_Task goal_:
Whenever a line contains the string "from", copy it out of the entries.

_Input rows_:
______________________________
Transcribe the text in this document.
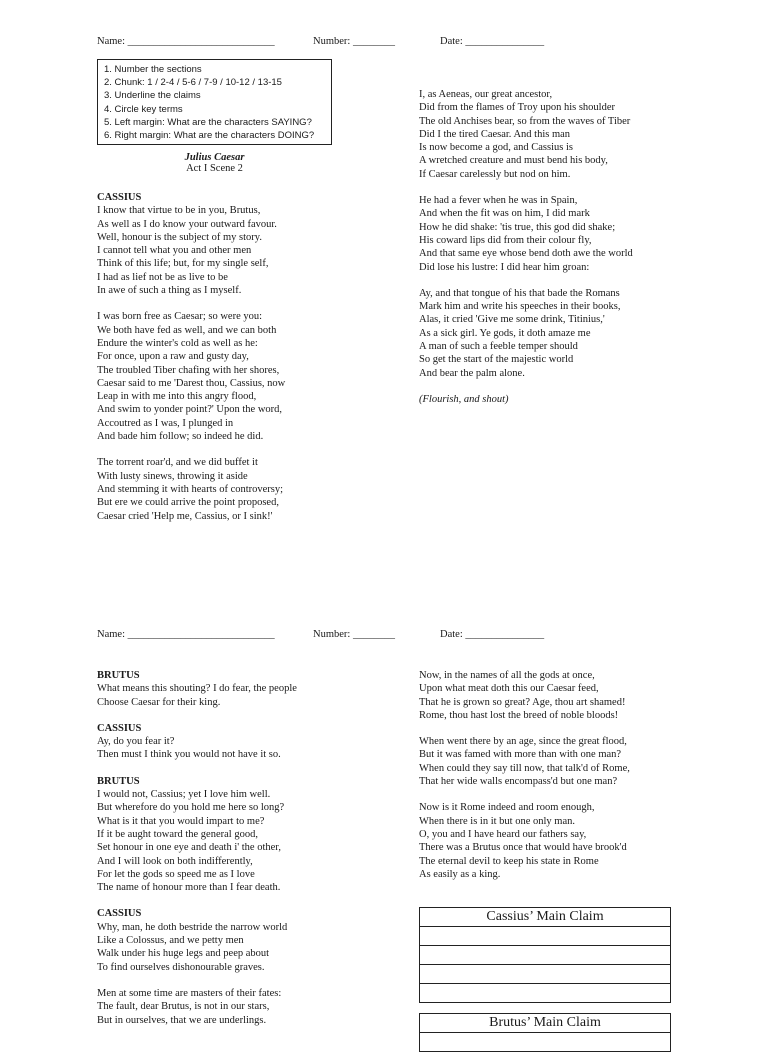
Name: ____________________________	Number: ________	Date: _______________
1. Number the sections
2. Chunk: 1 / 2-4 / 5-6 / 7-9 / 10-12 / 13-15
3. Underline the claims
4. Circle key terms
5. Left margin: What are the characters SAYING?
6. Right margin: What are the characters DOING?
Julius Caesar
Act I Scene 2
CASSIUS
I know that virtue to be in you, Brutus,
As well as I do know your outward favour.
Well, honour is the subject of my story.
I cannot tell what you and other men
Think of this life; but, for my single self,
I had as lief not be as live to be
In awe of such a thing as I myself.
I was born free as Caesar; so were you:
We both have fed as well, and we can both
Endure the winter's cold as well as he:
For once, upon a raw and gusty day,
The troubled Tiber chafing with her shores,
Caesar said to me 'Darest thou, Cassius, now
Leap in with me into this angry flood,
And swim to yonder point?' Upon the word,
Accoutred as I was, I plunged in
And bade him follow; so indeed he did.
The torrent roar'd, and we did buffet it
With lusty sinews, throwing it aside
And stemming it with hearts of controversy;
But ere we could arrive the point proposed,
Caesar cried 'Help me, Cassius, or I sink!'
I, as Aeneas, our great ancestor,
Did from the flames of Troy upon his shoulder
The old Anchises bear, so from the waves of Tiber
Did I the tired Caesar. And this man
Is now become a god, and Cassius is
A wretched creature and must bend his body,
If Caesar carelessly but nod on him.
He had a fever when he was in Spain,
And when the fit was on him, I did mark
How he did shake: 'tis true, this god did shake;
His coward lips did from their colour fly,
And that same eye whose bend doth awe the world
Did lose his lustre: I did hear him groan:
Ay, and that tongue of his that bade the Romans
Mark him and write his speeches in their books,
Alas, it cried 'Give me some drink, Titinius,'
As a sick girl. Ye gods, it doth amaze me
A man of such a feeble temper should
So get the start of the majestic world
And bear the palm alone.
(Flourish, and shout)
Name: ____________________________	Number: ________	Date: _______________
BRUTUS
What means this shouting? I do fear, the people
Choose Caesar for their king.
CASSIUS
Ay, do you fear it?
Then must I think you would not have it so.
BRUTUS
I would not, Cassius; yet I love him well.
But wherefore do you hold me here so long?
What is it that you would impart to me?
If it be aught toward the general good,
Set honour in one eye and death i' the other,
And I will look on both indifferently,
For let the gods so speed me as I love
The name of honour more than I fear death.
CASSIUS
Why, man, he doth bestride the narrow world
Like a Colossus, and we petty men
Walk under his huge legs and peep about
To find ourselves dishonourable graves.
Men at some time are masters of their fates:
The fault, dear Brutus, is not in our stars,
But in ourselves, that we are underlings.
Now, in the names of all the gods at once,
Upon what meat doth this our Caesar feed,
That he is grown so great? Age, thou art shamed!
Rome, thou hast lost the breed of noble bloods!
When went there by an age, since the great flood,
But it was famed with more than with one man?
When could they say till now, that talk'd of Rome,
That her wide walls encompass'd but one man?
Now is it Rome indeed and room enough,
When there is in it but one only man.
O, you and I have heard our fathers say,
There was a Brutus once that would have brook'd
The eternal devil to keep his state in Rome
As easily as a king.
Cassius’ Main Claim
Brutus’ Main Claim
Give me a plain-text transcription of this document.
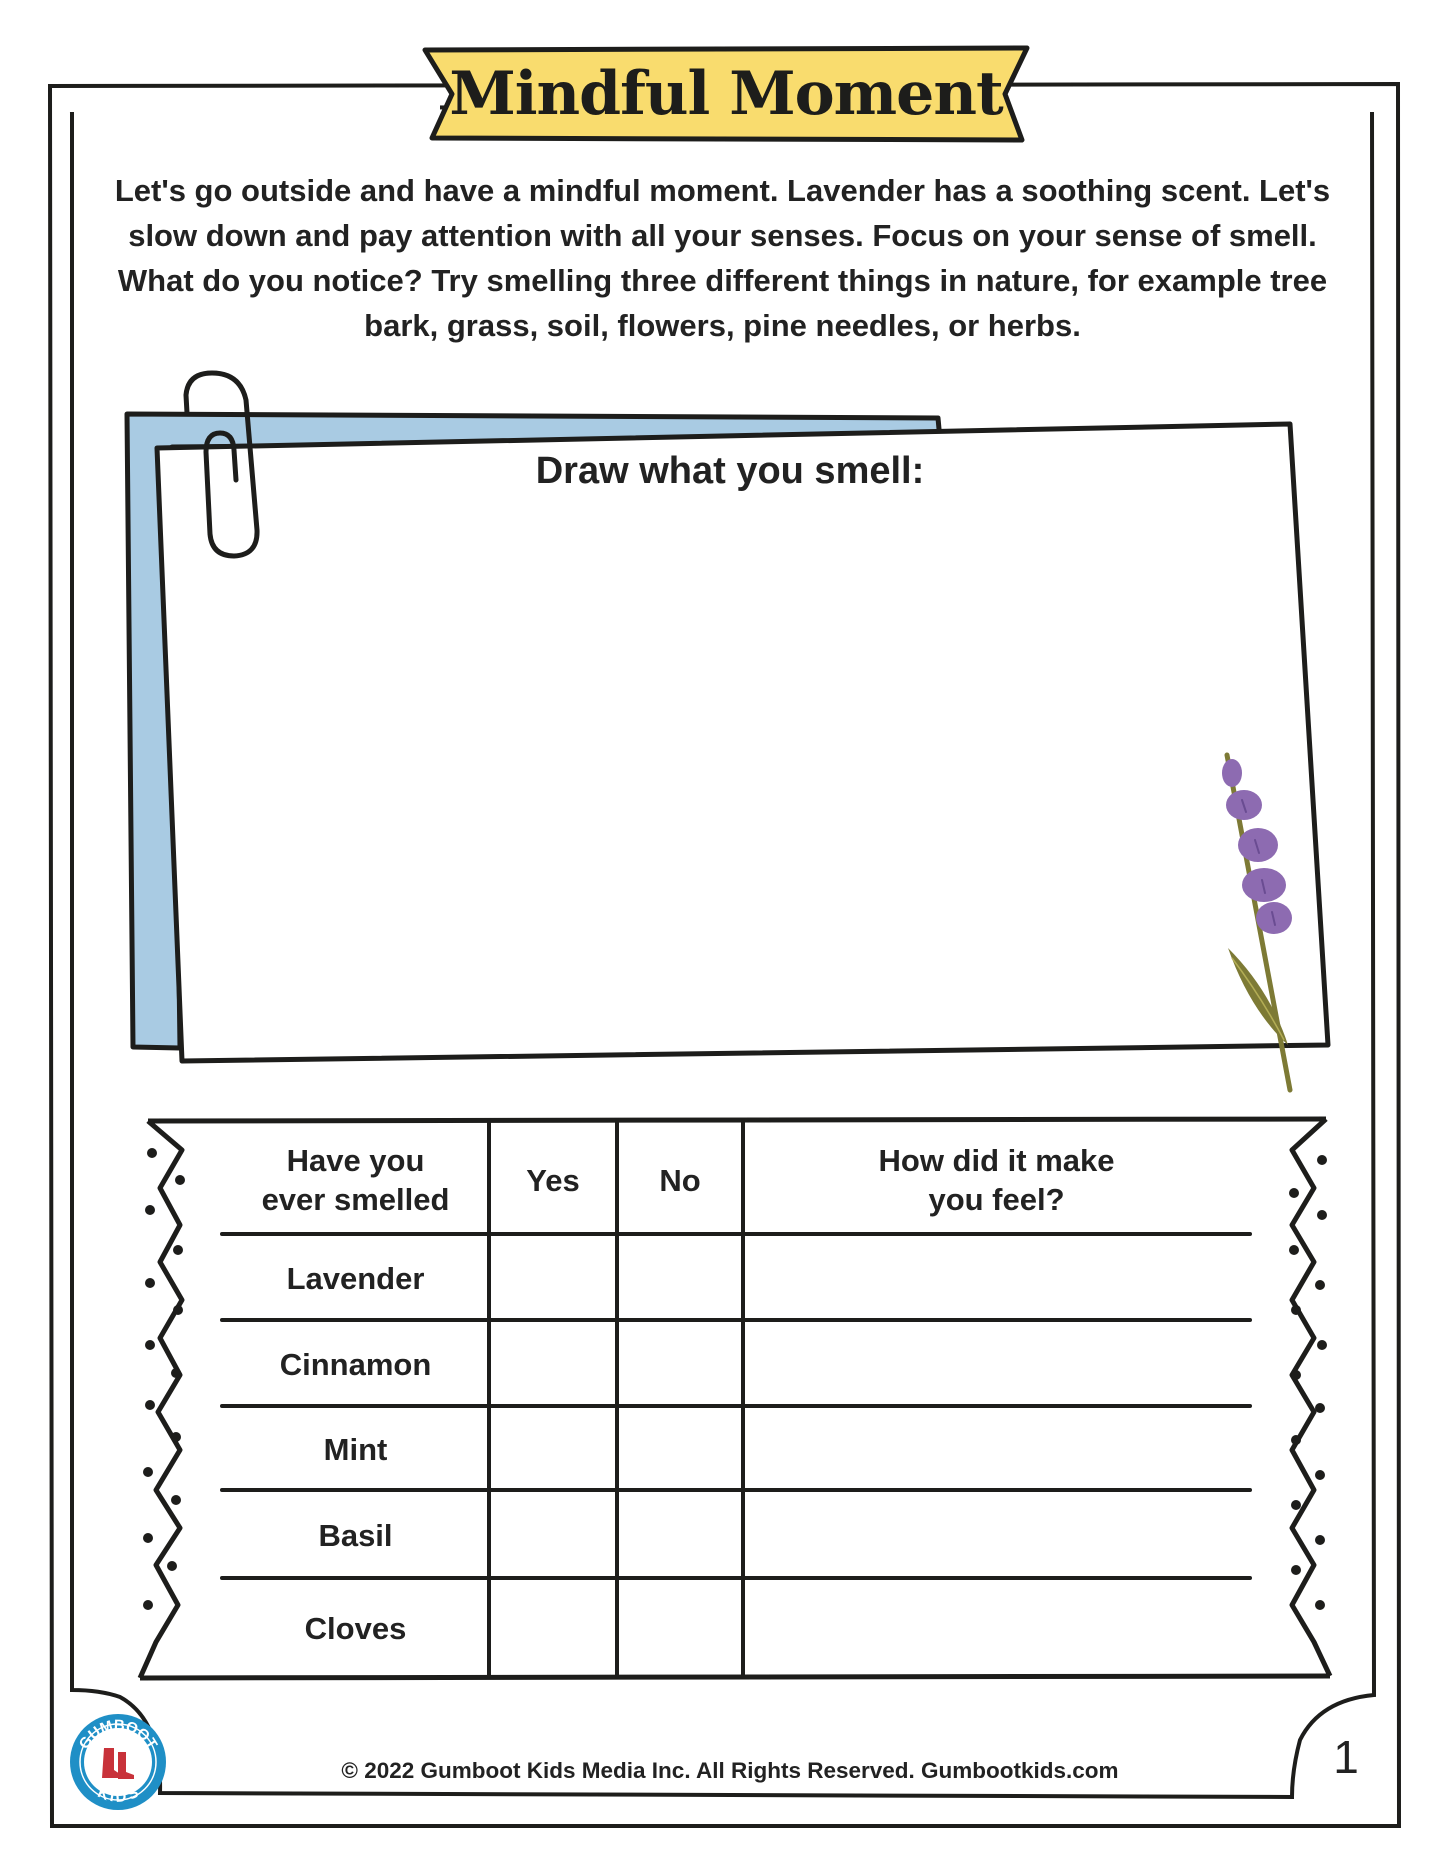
Mindful Moment
Let's go outside and have a mindful moment. Lavender has a soothing scent. Let's slow down and pay attention with all your senses. Focus on your sense of smell. What do you notice? Try smelling three different things in nature, for example tree bark, grass, soil, flowers, pine needles, or herbs.
Draw what you smell:
Have you ever smelled
Yes	No
How did it make you feel?
Lavender
Cinnamon
Mint
Basil
Cloves
GUMBOOT
KIDS
© 2022 Gumboot Kids Media Inc. All Rights Reserved. Gumbootkids.com	1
______________________________
_Problem solution_:
Did from the flames of Troy upon his shoulder
The old Anchises bear, so from the waves of Tiber
His coward lips did from their colour fly,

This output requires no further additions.